═════ Information shown

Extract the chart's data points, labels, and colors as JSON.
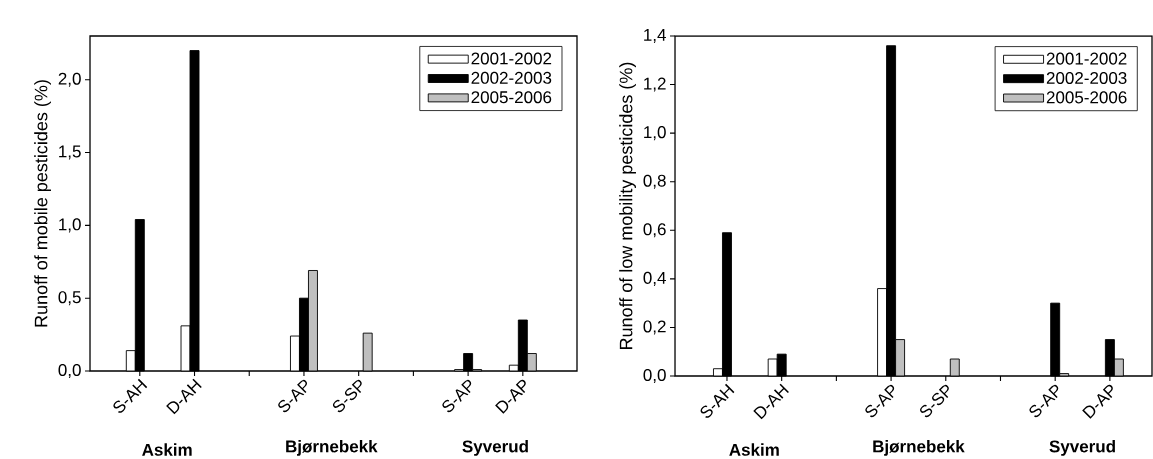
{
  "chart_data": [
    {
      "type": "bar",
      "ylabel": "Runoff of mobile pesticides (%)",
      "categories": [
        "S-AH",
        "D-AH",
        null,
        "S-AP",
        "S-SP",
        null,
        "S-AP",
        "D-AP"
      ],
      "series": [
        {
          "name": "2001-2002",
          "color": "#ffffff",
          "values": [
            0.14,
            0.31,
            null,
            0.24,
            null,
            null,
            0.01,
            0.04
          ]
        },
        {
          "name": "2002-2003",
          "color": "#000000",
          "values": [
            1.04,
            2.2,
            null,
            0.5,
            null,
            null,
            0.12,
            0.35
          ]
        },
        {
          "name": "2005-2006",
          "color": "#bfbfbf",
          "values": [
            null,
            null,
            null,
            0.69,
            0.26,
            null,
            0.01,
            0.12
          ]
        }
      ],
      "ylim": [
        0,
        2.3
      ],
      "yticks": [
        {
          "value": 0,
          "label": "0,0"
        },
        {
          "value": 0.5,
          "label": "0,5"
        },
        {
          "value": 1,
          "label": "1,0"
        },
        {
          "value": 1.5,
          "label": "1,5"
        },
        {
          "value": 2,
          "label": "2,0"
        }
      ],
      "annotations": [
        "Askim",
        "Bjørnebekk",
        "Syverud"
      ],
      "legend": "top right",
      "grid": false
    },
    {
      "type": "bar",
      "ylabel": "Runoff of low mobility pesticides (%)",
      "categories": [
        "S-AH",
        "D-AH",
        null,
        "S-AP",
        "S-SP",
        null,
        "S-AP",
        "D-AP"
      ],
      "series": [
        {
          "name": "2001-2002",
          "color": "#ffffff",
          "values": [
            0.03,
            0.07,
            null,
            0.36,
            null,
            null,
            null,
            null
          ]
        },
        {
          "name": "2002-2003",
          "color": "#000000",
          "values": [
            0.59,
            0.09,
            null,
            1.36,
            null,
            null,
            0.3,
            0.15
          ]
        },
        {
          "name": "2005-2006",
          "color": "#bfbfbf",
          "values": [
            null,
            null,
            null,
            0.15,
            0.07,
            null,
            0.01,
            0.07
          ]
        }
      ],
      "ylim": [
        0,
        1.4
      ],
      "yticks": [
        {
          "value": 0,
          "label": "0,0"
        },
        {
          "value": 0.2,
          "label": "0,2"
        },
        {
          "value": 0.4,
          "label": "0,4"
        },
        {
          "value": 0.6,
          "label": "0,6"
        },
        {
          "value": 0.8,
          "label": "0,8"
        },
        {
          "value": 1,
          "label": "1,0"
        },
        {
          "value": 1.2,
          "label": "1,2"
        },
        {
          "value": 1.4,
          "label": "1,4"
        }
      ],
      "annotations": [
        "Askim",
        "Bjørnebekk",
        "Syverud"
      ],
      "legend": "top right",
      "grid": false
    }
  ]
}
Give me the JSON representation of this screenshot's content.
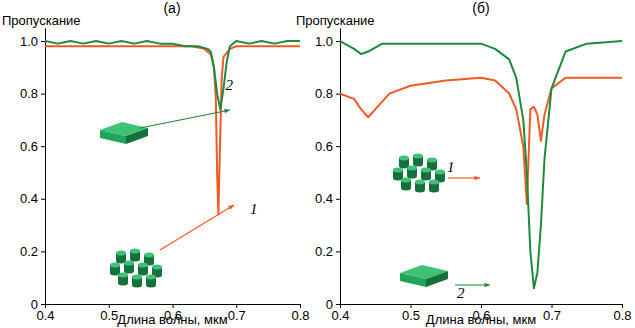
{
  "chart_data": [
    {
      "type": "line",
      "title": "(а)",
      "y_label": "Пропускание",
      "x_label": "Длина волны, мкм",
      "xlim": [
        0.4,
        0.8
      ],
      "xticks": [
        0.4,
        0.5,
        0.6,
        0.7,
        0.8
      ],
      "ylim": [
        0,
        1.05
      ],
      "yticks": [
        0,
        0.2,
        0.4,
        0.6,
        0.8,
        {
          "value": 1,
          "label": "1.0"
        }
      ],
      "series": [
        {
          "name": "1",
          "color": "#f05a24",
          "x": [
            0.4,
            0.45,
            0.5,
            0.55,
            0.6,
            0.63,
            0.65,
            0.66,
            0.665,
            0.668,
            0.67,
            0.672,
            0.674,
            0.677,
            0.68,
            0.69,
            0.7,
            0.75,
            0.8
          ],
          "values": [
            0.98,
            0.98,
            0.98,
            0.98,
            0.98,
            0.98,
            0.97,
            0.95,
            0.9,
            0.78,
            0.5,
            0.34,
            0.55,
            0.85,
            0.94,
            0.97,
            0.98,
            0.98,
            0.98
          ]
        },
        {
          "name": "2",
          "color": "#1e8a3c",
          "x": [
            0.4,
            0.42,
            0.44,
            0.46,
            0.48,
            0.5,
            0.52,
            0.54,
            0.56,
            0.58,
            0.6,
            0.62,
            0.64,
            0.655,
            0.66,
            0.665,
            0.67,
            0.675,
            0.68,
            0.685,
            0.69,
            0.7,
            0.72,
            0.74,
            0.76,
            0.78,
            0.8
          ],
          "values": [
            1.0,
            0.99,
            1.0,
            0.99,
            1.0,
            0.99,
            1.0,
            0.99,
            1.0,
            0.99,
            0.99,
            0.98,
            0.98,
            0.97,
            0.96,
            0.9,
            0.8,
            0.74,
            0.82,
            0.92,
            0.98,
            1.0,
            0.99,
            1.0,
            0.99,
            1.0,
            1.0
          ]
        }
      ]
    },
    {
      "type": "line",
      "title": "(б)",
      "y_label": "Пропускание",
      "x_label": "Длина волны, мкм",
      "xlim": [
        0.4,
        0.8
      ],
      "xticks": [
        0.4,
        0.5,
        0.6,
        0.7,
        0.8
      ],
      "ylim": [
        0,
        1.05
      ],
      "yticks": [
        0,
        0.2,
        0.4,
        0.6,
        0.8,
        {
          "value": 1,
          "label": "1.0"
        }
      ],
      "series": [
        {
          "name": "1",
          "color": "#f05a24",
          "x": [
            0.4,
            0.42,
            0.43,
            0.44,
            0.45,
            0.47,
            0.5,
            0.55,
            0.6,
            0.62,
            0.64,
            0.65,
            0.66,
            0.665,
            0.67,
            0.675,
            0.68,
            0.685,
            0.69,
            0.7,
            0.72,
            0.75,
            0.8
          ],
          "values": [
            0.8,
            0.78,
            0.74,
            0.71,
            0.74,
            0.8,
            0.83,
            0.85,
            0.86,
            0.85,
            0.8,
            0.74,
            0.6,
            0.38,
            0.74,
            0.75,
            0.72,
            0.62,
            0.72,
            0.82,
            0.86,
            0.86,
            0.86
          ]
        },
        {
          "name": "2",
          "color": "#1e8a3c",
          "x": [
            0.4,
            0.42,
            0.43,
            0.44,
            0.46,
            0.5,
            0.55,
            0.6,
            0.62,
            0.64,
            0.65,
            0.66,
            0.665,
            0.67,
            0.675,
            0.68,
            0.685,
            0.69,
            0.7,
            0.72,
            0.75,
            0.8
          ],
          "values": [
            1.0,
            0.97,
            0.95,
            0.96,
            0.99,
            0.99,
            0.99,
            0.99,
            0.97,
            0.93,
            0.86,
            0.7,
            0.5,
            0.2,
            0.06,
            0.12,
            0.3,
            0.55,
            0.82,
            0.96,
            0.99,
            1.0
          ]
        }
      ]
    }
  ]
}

══════════

Request => Copy out all lines from the material above that contain the string "JSON".

Solution for this problem =>
Extract the chart's data points, labels, and colors as JSON.
Give me the JSON representation of this screenshot's content.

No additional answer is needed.